▶ [WHAT THIS TASK INVOLVES]: Identify every line in the records below that contains the word "color", and reproduce each one.
──────────────────────────────
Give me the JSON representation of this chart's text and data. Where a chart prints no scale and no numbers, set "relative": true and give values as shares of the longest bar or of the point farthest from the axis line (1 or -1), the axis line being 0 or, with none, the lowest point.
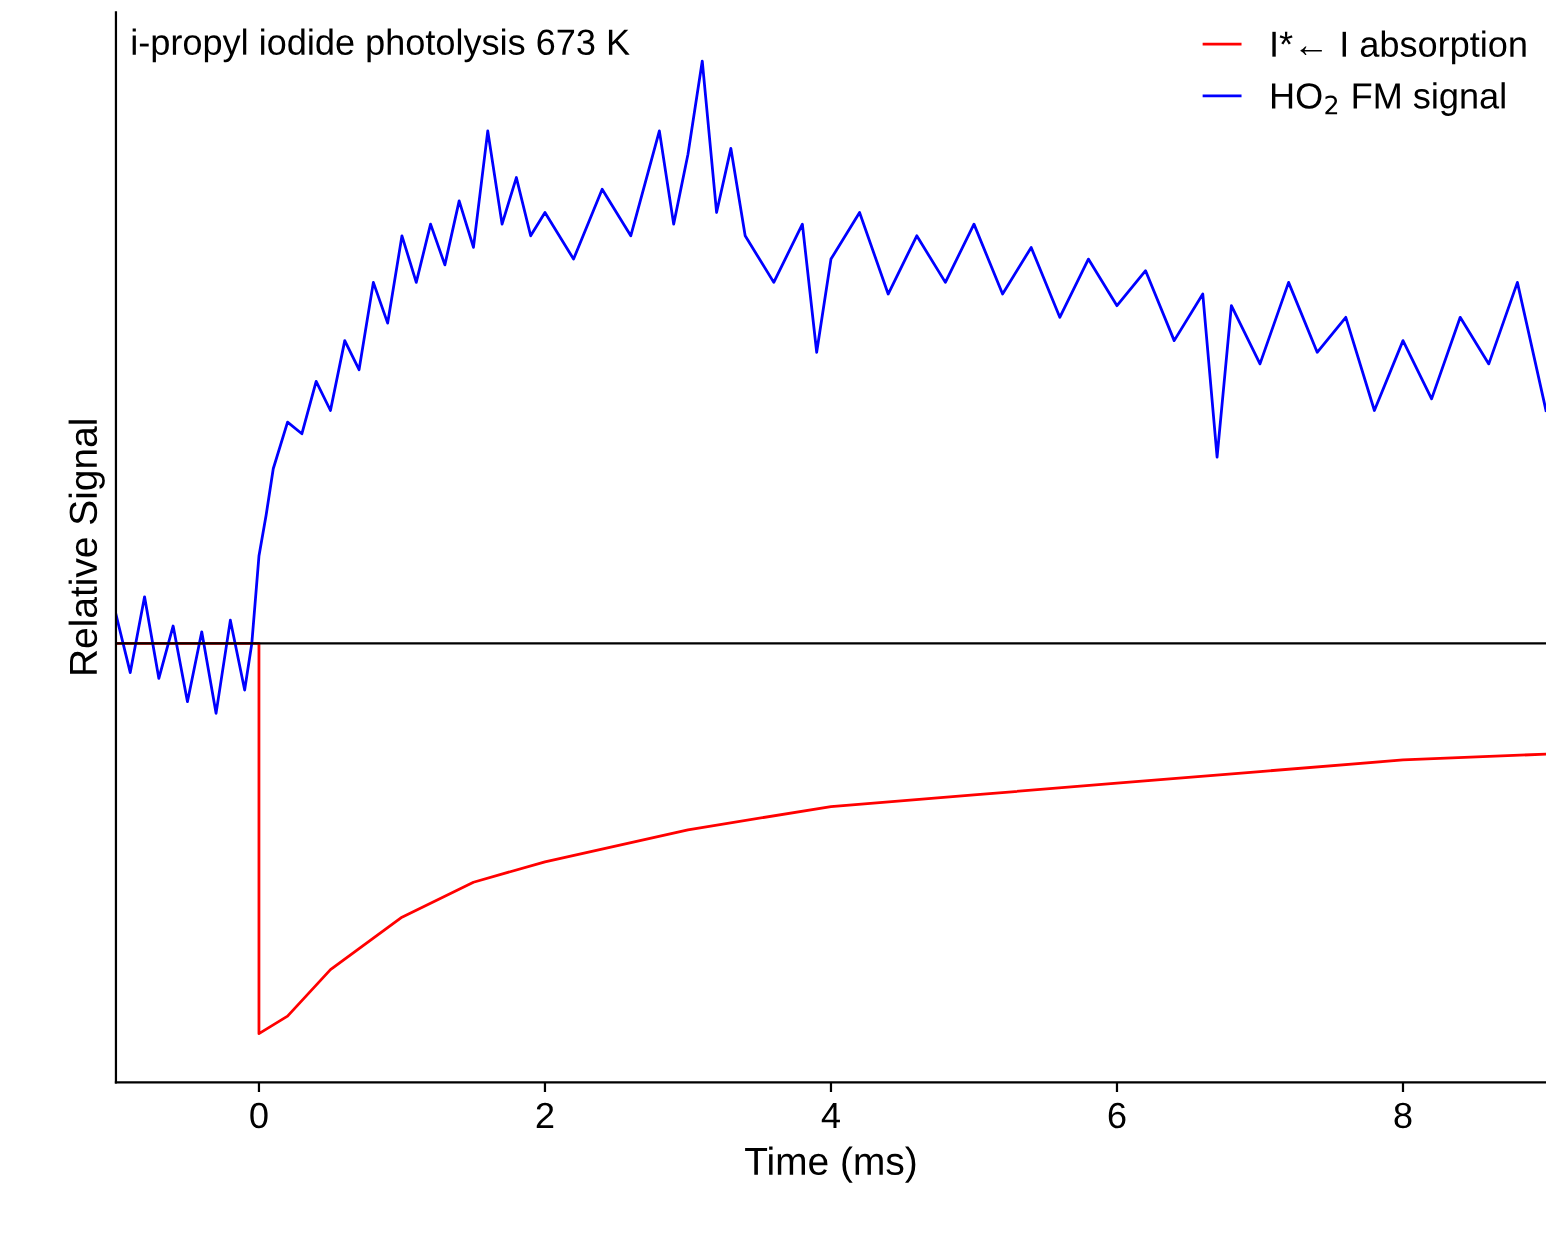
{
  "chart_data": {
    "type": "line",
    "relative": true,
    "xlabel": "Time (ms)",
    "ylabel": "Relative Signal",
    "xlim": [
      -1,
      9
    ],
    "xticks": [
      0,
      2,
      4,
      6,
      8
    ],
    "legend": "top right",
    "grid": false,
    "line_style": "solid",
    "marker": "none",
    "annotations": [
      "i-propyl iodide photolysis 673 K"
    ],
    "ref_lines": [
      {
        "axis": "y",
        "value": 0,
        "color": "#000000"
      }
    ],
    "series": [
      {
        "name": "I*← I absorption",
        "color": "#ff0000",
        "x": [
          -1,
          -0.5,
          0,
          0,
          0.2,
          0.5,
          1,
          1.5,
          2,
          3,
          4,
          5,
          6,
          7,
          8,
          9
        ],
        "values": [
          0,
          0,
          0,
          -0.67,
          -0.64,
          -0.56,
          -0.47,
          -0.41,
          -0.375,
          -0.32,
          -0.28,
          -0.26,
          -0.24,
          -0.22,
          -0.2,
          -0.19
        ]
      },
      {
        "name": "HO$_{2}$ FM signal",
        "color": "#0000ff",
        "x": [
          -1,
          -0.9,
          -0.8,
          -0.7,
          -0.6,
          -0.5,
          -0.4,
          -0.3,
          -0.2,
          -0.1,
          -0.05,
          0,
          0.05,
          0.1,
          0.2,
          0.3,
          0.4,
          0.5,
          0.6,
          0.7,
          0.8,
          0.9,
          1,
          1.1,
          1.2,
          1.3,
          1.4,
          1.5,
          1.6,
          1.7,
          1.8,
          1.9,
          2,
          2.2,
          2.4,
          2.6,
          2.8,
          2.9,
          3,
          3.1,
          3.2,
          3.3,
          3.4,
          3.6,
          3.8,
          3.9,
          4,
          4.2,
          4.4,
          4.6,
          4.8,
          5,
          5.2,
          5.4,
          5.6,
          5.8,
          6,
          6.2,
          6.4,
          6.6,
          6.7,
          6.8,
          7,
          7.2,
          7.4,
          7.6,
          7.8,
          8,
          8.2,
          8.4,
          8.6,
          8.8,
          9
        ],
        "values": [
          0.05,
          -0.05,
          0.08,
          -0.06,
          0.03,
          -0.1,
          0.02,
          -0.12,
          0.04,
          -0.08,
          0,
          0.15,
          0.22,
          0.3,
          0.38,
          0.36,
          0.45,
          0.4,
          0.52,
          0.47,
          0.62,
          0.55,
          0.7,
          0.62,
          0.72,
          0.65,
          0.76,
          0.68,
          0.88,
          0.72,
          0.8,
          0.7,
          0.74,
          0.66,
          0.78,
          0.7,
          0.88,
          0.72,
          0.84,
          1,
          0.74,
          0.85,
          0.7,
          0.62,
          0.72,
          0.5,
          0.66,
          0.74,
          0.6,
          0.7,
          0.62,
          0.72,
          0.6,
          0.68,
          0.56,
          0.66,
          0.58,
          0.64,
          0.52,
          0.6,
          0.32,
          0.58,
          0.48,
          0.62,
          0.5,
          0.56,
          0.4,
          0.52,
          0.42,
          0.56,
          0.48,
          0.62,
          0.4
        ]
      }
    ]
  }
}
──────────────────────────────
▶ [WRITTEN ANSWER]:
        "color": "#000000"
        "color": "#ff0000",
        "color": "#0000ff",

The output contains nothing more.